Your goal:
Lines holding the string "this" are the ones to copy; find them all in the data.
━━━━━ Material to process
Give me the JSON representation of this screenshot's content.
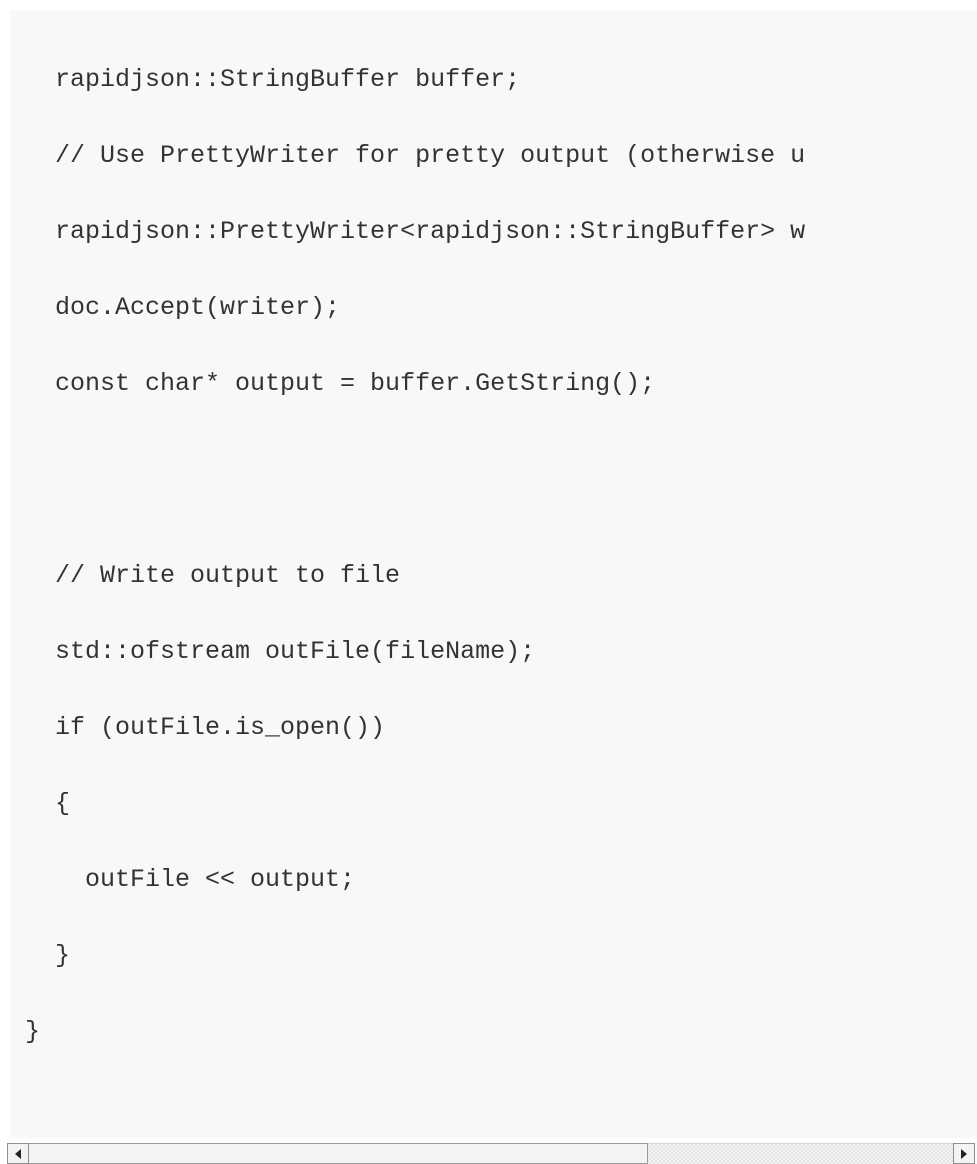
{
  "code": {
    "lines": [
      "   rapidjson::StringBuffer buffer;",
      "   // Use PrettyWriter for pretty output (otherwise u",
      "   rapidjson::PrettyWriter<rapidjson::StringBuffer> w",
      "   doc.Accept(writer);",
      "   const char* output = buffer.GetString();",
      "",
      "   // Write output to file",
      "   std::ofstream outFile(fileName);",
      "   if (outFile.is_open())",
      "   {",
      "     outFile << output;",
      "   }",
      " }"
    ]
  },
  "scrollbar": {
    "thumb_fraction": 0.67,
    "icons": {
      "left": "arrow-left-icon",
      "right": "arrow-right-icon"
    }
  }
}
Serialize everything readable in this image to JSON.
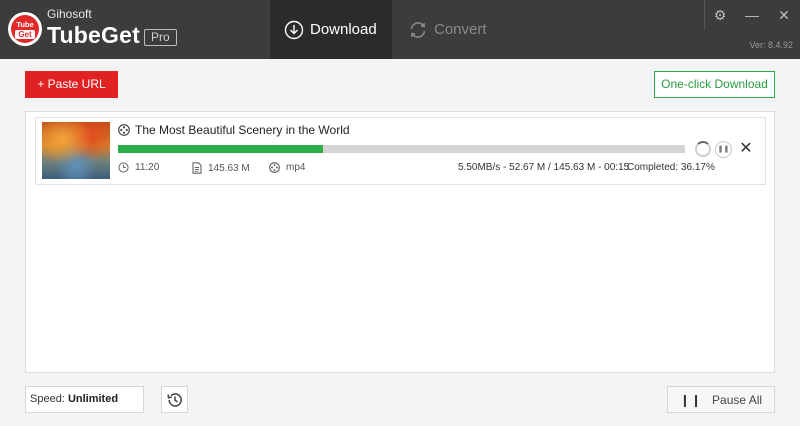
{
  "app": {
    "brand_small": "Gihosoft",
    "brand_big": "TubeGet",
    "edition": "Pro",
    "logo_top": "Tube",
    "logo_bottom": "Get",
    "version": "Ver: 8.4.92"
  },
  "tabs": [
    {
      "label": "Download",
      "icon": "download-circle-icon",
      "active": true
    },
    {
      "label": "Convert",
      "icon": "refresh-icon",
      "active": false
    }
  ],
  "window_controls": {
    "settings": "⚙",
    "minimize": "—",
    "close": "✕"
  },
  "toolbar": {
    "paste_url_label": "+ Paste URL",
    "one_click_label": "One-click Download"
  },
  "downloads": [
    {
      "title": "The Most Beautiful Scenery in the World",
      "duration": "11:20",
      "size": "145.63 M",
      "format": "mp4",
      "progress": 0.3617,
      "transfer": "5.50MB/s - 52.67 M / 145.63 M - 00:15",
      "completed": "Completed:  36.17%"
    }
  ],
  "footer": {
    "speed_label": "Speed:",
    "speed_value": "Unlimited",
    "pause_all_label": "Pause All"
  },
  "colors": {
    "accent_red": "#e12222",
    "accent_green": "#2eae4b",
    "titlebar": "#3c3c3c"
  }
}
━━━━━━━━━━
The completed task:
Give me the JSON representation of this screenshot's content.
Serialize everything readable in this image to JSON.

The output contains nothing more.